#### Data records:
— Begin —

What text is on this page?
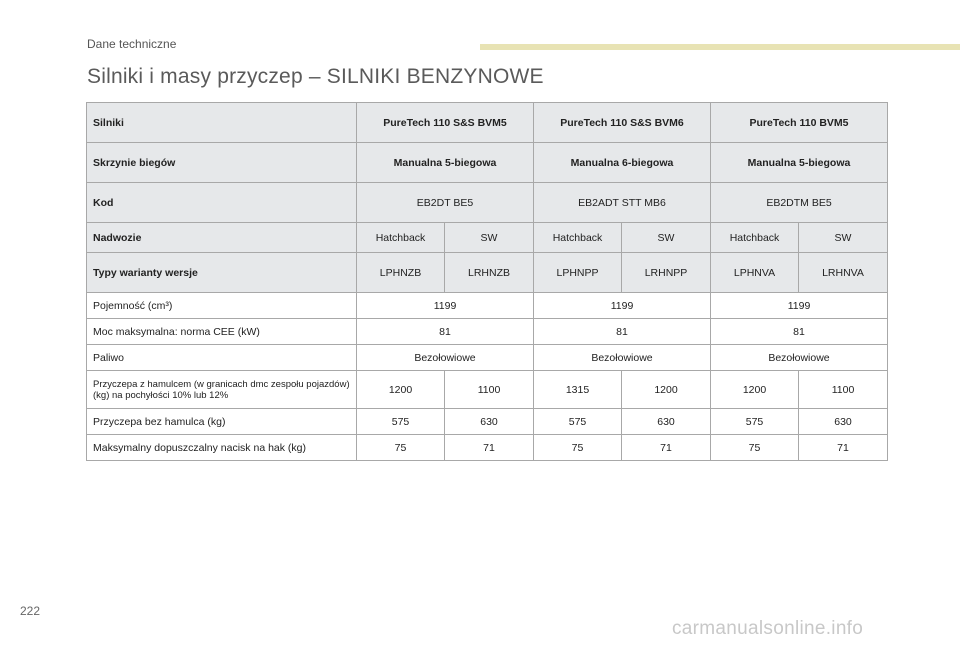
Dane techniczne
Silniki i masy przyczep – SILNIKI BENZYNOWE
Silniki	PureTech 110 S&S BVM5		PureTech 110 S&S BVM6		PureTech 110 BVM5	
Skrzynie biegów	Manualna 5-biegowa		Manualna 6-biegowa		Manualna 5-biegowa	
Kod	EB2DT BE5		EB2ADT STT MB6		EB2DTM BE5	
Nadwozie	Hatchback	SW	Hatchback	SW	Hatchback	SW
Typy warianty wersje	LPHNZB	LRHNZB	LPHNPP	LRHNPP	LPHNVA	LRHNVA
Pojemność (cm³)	1199		1199		1199	
Moc maksymalna: norma CEE (kW)	81		81		81	
Paliwo	Bezołowiowe		Bezołowiowe		Bezołowiowe	
Przyczepa z hamulcem (w granicach dmc zespołu pojazdów) (kg) na pochyłości 10% lub 12%	1200	1100	1315	1200	1200	1100
Przyczepa bez hamulca (kg)	575	630	575	630	575	630
Maksymalny dopuszczalny nacisk na hak (kg)	75	71	75	71	75	71
222
carmanualsonline.info
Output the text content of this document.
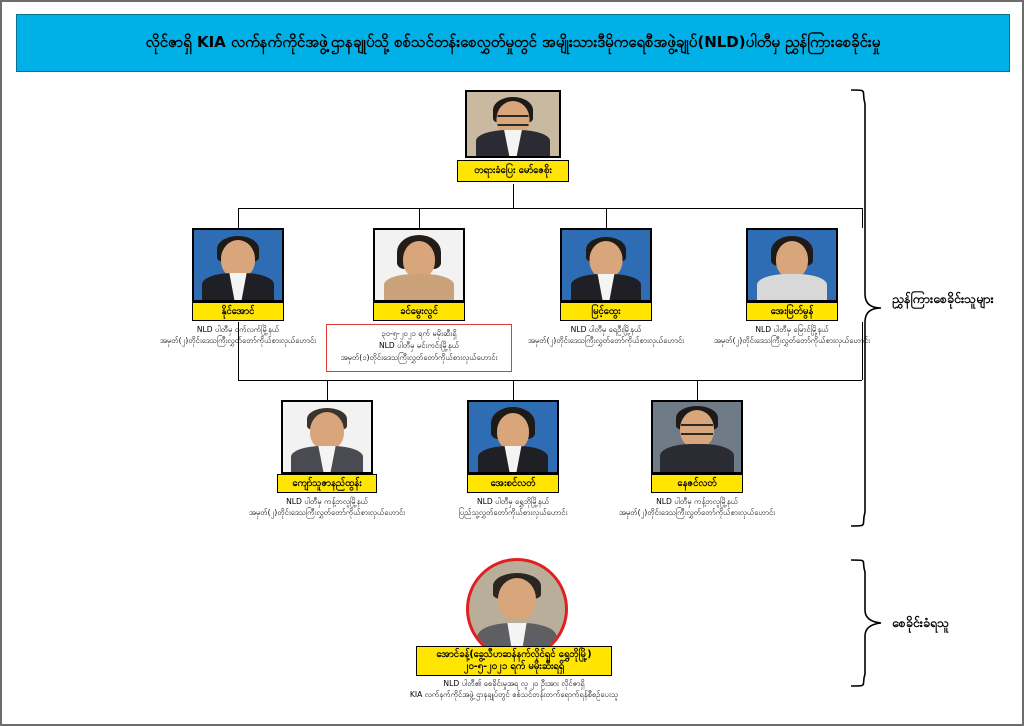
လိုင်ဇာရှိ KIA လက်နက်ကိုင်အဖွဲ့ဌာနချုပ်သို့ စစ်သင်တန်းစေလွှတ်မှုတွင် အမျိုးသားဒီမိုကရေစီအဖွဲ့ချုပ်(NLD)ပါတီမှ ညွှန်ကြားစေခိုင်းမှု
ညွှန်ကြားစေခိုင်းသူများ
စေခိုင်းခံရသူ
တရားခံပြေး မော်ဇေစိုး
နိုင်အောင်
NLD ပါတီမှ ဝက်လက်မြို့နယ်
အမှတ်(၂)တိုင်းဒေသကြီးလွှတ်တော်ကိုယ်စားလှယ်ဟောင်း
ခင်မွေးလွင်
၃၀-၅-၂၀၂၁ ရက် မမိုးဆီးရှိ
NLD ပါတီမှ မင်းကင်းမြို့နယ်
အမှတ်(၁)တိုင်းဒေသကြီးလွှတ်တော်ကိုယ်စားလှယ်ဟောင်း
မြင့်ထွေး
NLD ပါတီမှ ရေဦးမြို့နယ်
အမှတ်(၂)တိုင်းဒေသကြီးလွှတ်တော်ကိုယ်စားလှယ်ဟောင်း
အေးမြတ်မွန်
NLD ပါတီမှ မြောင်မြို့နယ်
အမှတ်(၂)တိုင်းဒေသကြီးလွှတ်တော်ကိုယ်စားလှယ်ဟောင်း
ကျော်သူဇာနည်ထွန်း
NLD ပါတီမှ ကန့်ဘလူမြို့နယ်
အမှတ်(၂)တိုင်းဒေသကြီးလွှတ်တော်ကိုယ်စားလှယ်ဟောင်း
အေးစင်လတ်
NLD ပါတီမှ ရွှေဘိုမြို့နယ်
ပြည်သူ့လွှတ်တော်ကိုယ်စားလှယ်ဟောင်း
နေဇင်လတ်
NLD ပါတီမှ ကန့်ဘလူမြို့နယ်
အမှတ်(၂)တိုင်းဒေသကြီးလွှတ်တော်ကိုယ်စားလှယ်ဟောင်း
အောင်ခန့်(ခွေ့သီဟဆန်နက်လိုင်ရှင် ရွှေဘိုမြို့)
၂၀-၅-၂၀၂၁ ရက် မမိုးဆီးရရှိ
NLD ပါတီ၏ စေခိုင်းမှုအရ လူ ၂၀ ဦးအား လိုင်ဇာရှိ
KIA လက်နက်ကိုင်အဖွဲ့ ဌာနချုပ်တွင် စစ်သင်တန်းတက်ရောက်ရန်စီစဉ်ပေးသူ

— End —

#### Brief:
Where a line above contains the word "Silniki", copy that line.

#### Response to this exercise:
Silniki i masy przyczep – SILNIKI BENZYNOWE
Silniki	PureTech 110 S&S BVM5		PureTech 110 S&S BVM6		PureTech 110 BVM5	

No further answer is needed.